------ EXTRACT ------
Plaques will appear after one to five days of incubation, depending on the bacterial species, incubation conditions, and the choice of medium. Here, plaques were visible after one day of incubation at 37 degrees Celsius. Begin by checking the plates marked control and ensure that no plaques were formed in these plates, as this would indicate viral contamination. To determine the phage titer in the original sample, start with the plates containing the most diluted phage sample first and count the plaques without removing the lids, marking them to indicate which ones have already been counted. Repeat the counting for each plate in every set. Some plates might have too many or too few plaques to be counted. Consider 10 to 150 as an ideal plaque count.
------ SOURCE DATA ------
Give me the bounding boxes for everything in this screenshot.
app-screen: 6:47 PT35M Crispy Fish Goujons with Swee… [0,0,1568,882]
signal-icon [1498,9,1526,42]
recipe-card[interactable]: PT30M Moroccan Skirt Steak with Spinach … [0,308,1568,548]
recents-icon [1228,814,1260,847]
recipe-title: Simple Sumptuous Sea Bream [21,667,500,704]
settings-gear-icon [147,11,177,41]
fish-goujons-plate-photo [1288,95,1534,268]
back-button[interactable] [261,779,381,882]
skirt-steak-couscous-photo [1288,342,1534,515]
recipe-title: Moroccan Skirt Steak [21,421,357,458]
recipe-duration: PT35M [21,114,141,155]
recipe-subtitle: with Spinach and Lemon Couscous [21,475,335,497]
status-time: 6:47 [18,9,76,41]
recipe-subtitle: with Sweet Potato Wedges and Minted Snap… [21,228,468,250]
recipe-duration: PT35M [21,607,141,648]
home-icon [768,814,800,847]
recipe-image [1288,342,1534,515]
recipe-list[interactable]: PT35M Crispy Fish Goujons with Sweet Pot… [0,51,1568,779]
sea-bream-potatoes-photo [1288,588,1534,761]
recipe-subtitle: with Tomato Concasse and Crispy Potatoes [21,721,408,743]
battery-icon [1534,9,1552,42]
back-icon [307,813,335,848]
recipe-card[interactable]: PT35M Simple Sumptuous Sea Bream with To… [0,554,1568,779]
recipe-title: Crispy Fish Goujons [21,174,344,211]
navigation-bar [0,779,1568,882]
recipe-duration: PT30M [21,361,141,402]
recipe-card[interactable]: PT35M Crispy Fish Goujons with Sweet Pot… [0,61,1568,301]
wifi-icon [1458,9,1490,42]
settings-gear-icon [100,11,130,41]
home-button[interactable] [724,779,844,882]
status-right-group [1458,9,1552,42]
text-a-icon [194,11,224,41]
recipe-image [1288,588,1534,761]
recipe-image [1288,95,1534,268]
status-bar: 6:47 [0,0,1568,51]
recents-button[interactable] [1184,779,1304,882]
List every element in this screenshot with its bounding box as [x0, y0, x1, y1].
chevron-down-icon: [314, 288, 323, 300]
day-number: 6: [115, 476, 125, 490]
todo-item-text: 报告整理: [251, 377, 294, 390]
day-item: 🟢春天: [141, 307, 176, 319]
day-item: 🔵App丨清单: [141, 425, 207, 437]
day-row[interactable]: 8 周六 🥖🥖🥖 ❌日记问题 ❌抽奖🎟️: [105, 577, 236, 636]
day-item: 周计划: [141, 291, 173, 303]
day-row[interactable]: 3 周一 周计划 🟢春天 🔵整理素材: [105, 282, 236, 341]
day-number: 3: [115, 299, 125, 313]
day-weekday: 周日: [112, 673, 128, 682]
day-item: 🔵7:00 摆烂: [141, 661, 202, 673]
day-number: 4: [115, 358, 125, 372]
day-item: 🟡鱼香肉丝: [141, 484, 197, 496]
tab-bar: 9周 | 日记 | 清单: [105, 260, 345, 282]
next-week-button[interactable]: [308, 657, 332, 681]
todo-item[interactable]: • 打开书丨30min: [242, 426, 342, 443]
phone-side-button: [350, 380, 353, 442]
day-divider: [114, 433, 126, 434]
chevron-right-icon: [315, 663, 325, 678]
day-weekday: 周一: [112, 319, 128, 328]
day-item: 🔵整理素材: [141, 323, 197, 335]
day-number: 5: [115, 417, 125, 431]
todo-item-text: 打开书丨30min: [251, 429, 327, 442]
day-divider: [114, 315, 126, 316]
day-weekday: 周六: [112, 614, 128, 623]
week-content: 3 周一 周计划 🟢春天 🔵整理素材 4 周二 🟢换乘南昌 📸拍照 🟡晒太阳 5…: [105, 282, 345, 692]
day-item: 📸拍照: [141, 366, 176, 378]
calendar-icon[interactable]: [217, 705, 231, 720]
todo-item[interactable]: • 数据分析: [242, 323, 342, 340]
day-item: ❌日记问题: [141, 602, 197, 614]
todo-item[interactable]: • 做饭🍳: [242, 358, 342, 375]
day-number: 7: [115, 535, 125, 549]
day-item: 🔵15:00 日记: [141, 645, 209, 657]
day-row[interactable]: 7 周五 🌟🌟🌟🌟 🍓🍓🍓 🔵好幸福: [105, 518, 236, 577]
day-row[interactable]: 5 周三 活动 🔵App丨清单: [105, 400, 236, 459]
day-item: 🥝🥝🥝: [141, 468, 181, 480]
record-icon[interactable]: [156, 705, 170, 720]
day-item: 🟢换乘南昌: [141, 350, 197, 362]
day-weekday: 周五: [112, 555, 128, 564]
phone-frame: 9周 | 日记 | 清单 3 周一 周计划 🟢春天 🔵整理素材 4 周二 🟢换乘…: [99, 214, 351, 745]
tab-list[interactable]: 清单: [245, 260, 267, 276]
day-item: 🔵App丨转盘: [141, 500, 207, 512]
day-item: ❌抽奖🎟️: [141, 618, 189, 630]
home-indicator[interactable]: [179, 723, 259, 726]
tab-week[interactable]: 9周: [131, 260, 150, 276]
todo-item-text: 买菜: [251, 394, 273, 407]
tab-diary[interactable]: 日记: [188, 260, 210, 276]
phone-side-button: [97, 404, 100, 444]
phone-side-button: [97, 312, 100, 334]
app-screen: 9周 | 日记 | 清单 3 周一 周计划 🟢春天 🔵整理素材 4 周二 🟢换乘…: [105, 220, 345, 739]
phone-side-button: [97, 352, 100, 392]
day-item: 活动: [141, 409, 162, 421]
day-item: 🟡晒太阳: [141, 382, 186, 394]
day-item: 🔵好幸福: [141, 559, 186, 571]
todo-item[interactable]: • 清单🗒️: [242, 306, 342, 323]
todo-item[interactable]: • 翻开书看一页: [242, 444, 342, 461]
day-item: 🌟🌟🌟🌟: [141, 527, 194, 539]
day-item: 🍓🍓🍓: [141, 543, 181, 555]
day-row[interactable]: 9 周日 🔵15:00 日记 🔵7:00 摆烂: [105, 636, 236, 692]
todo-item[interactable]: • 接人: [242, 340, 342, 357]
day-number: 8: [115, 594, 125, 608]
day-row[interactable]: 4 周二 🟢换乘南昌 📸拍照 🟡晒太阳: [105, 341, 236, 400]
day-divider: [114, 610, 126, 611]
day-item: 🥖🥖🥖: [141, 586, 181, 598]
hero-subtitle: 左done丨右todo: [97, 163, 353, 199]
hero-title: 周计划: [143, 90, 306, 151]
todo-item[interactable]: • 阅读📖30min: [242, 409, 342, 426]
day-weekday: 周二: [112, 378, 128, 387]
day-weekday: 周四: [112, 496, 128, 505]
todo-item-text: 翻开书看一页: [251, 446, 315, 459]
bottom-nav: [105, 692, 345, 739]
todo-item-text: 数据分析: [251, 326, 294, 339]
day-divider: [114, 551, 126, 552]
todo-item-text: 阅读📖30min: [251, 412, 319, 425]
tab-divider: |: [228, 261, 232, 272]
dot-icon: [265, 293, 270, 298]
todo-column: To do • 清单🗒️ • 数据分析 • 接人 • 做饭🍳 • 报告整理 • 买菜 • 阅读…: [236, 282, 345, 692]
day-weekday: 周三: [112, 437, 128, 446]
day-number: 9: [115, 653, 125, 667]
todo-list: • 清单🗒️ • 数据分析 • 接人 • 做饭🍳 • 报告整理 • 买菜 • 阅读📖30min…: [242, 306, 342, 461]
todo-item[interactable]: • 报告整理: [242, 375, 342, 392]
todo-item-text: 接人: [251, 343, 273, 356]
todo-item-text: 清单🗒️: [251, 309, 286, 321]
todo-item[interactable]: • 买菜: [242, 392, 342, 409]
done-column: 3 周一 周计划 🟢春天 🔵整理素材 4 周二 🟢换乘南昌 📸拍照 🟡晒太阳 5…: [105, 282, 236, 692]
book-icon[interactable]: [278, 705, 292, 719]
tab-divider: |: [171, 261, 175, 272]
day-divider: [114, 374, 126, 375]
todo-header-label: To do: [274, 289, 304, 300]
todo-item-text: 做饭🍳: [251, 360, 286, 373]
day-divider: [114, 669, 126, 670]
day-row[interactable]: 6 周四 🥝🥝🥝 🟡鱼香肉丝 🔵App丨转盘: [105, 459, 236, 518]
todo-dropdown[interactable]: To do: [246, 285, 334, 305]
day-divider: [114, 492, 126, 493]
------
TASK REQUIREMENTS
**A.** Answer these questions from the plaque-counting passage, one line each:
(i) After how long, and at what temperature, were plaques visible here?
(ii) What would plaques on the control plates indicate?
(iii) What range is considered an ideal plaque count?
**B.** Render this sentence from the plaque-counting passage in German: "Begin by checking the plates marked control and ensure that no plaques were formed in these plates, as this would indicate viral contamination."
**C.** Print the part of the plaque-counting passage that opens with the words containing "Plaques will appear" and closes with "ideal plaque count.".

REPLIES
**A.**
(i) After one day of incubation at 37 degrees Celsius.
(ii) Viral contamination.
(iii) 10 to 150.

**B.** Beginnen Sie damit, die als Kontrolle markierten Platten zu überprüfen, und stellen Sie sicher, dass sich auf diesen Platten keine Plaques gebildet haben, da dies auf eine virale Kontamination hindeuten würde.

**C.**
Plaques will appear after one to five days of incubation, depending on the bacterial species, incubation conditions, and the choice of medium. Here, plaques were visible after one day of incubation at 37 degrees Celsius. Begin by checking the plates marked control and ensure that no plaques were formed in these plates, as this would indicate viral contamination. To determine the phage titer in the original sample, start with the plates containing the most diluted phage sample first and count the plaques without removing the lids, marking them to indicate which ones have already been counted. Repeat the counting for each plate in every set. Some plates might have too many or too few plaques to be counted. Consider 10 to 150 as an ideal plaque count.